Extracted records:
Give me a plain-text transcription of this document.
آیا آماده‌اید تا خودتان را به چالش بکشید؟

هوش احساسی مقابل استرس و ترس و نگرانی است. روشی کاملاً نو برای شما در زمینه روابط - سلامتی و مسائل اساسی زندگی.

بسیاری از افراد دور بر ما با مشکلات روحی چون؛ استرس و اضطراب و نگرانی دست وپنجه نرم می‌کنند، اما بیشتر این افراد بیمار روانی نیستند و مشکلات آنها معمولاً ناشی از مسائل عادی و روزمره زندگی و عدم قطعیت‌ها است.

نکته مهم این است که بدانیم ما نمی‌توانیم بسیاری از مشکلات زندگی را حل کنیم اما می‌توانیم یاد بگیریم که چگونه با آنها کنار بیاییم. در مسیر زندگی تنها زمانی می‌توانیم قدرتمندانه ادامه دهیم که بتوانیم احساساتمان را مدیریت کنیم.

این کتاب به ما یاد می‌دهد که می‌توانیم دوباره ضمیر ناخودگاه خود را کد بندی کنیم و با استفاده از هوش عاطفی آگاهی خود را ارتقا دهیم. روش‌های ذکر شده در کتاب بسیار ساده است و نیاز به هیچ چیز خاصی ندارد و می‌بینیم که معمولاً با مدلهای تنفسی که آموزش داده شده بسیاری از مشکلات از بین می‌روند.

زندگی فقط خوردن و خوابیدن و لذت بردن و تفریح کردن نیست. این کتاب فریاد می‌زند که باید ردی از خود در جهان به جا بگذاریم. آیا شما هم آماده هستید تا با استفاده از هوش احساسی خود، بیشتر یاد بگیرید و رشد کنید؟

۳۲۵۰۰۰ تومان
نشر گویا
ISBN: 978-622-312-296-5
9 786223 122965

* * *

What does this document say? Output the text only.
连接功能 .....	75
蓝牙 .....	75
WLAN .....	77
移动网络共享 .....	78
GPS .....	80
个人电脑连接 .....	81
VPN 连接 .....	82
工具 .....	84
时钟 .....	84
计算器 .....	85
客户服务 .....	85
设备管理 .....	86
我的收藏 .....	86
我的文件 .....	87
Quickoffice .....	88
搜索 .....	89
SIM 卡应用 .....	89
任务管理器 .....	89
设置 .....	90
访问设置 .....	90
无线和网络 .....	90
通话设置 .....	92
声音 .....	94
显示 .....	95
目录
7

What you should do:
Please list every line of the records that contains "زندگی".

Output for this task:
هوش احساسی مقابل استرس و ترس و نگرانی است. روشی کاملاً نو برای شما در زمینه روابط - سلامتی و مسائل اساسی زندگی.
بسیاری از افراد دور بر ما با مشکلات روحی چون؛ استرس و اضطراب و نگرانی دست وپنجه نرم می‌کنند، اما بیشتر این افراد بیمار روانی نیستند و مشکلات آنها معمولاً ناشی از مسائل عادی و روزمره زندگی و عدم قطعیت‌ها است.
نکته مهم این است که بدانیم ما نمی‌توانیم بسیاری از مشکلات زندگی را حل کنیم اما می‌توانیم یاد بگیریم که چگونه با آنها کنار بیاییم. در مسیر زندگی تنها زمانی می‌توانیم قدرتمندانه ادامه دهیم که بتوانیم احساساتمان را مدیریت کنیم.
زندگی فقط خوردن و خوابیدن و لذت بردن و تفریح کردن نیست. این کتاب فریاد می‌زند که باید ردی از خود در جهان به جا بگذاریم. آیا شما هم آماده هستید تا با استفاده از هوش احساسی خود، بیشتر یاد بگیرید و رشد کنید؟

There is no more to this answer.